• Task to carry out:
How many of the lines contain the string "Loosen"? Give the number, with no other words.

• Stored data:
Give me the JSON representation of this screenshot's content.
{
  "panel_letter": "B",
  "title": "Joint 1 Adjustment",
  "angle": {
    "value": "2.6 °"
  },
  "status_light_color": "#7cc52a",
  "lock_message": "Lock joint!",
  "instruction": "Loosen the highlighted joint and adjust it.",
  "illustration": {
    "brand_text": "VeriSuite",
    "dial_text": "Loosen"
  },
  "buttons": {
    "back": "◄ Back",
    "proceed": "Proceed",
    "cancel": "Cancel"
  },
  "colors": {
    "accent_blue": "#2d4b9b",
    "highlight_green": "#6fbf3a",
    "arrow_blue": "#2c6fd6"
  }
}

• Exercise response:
2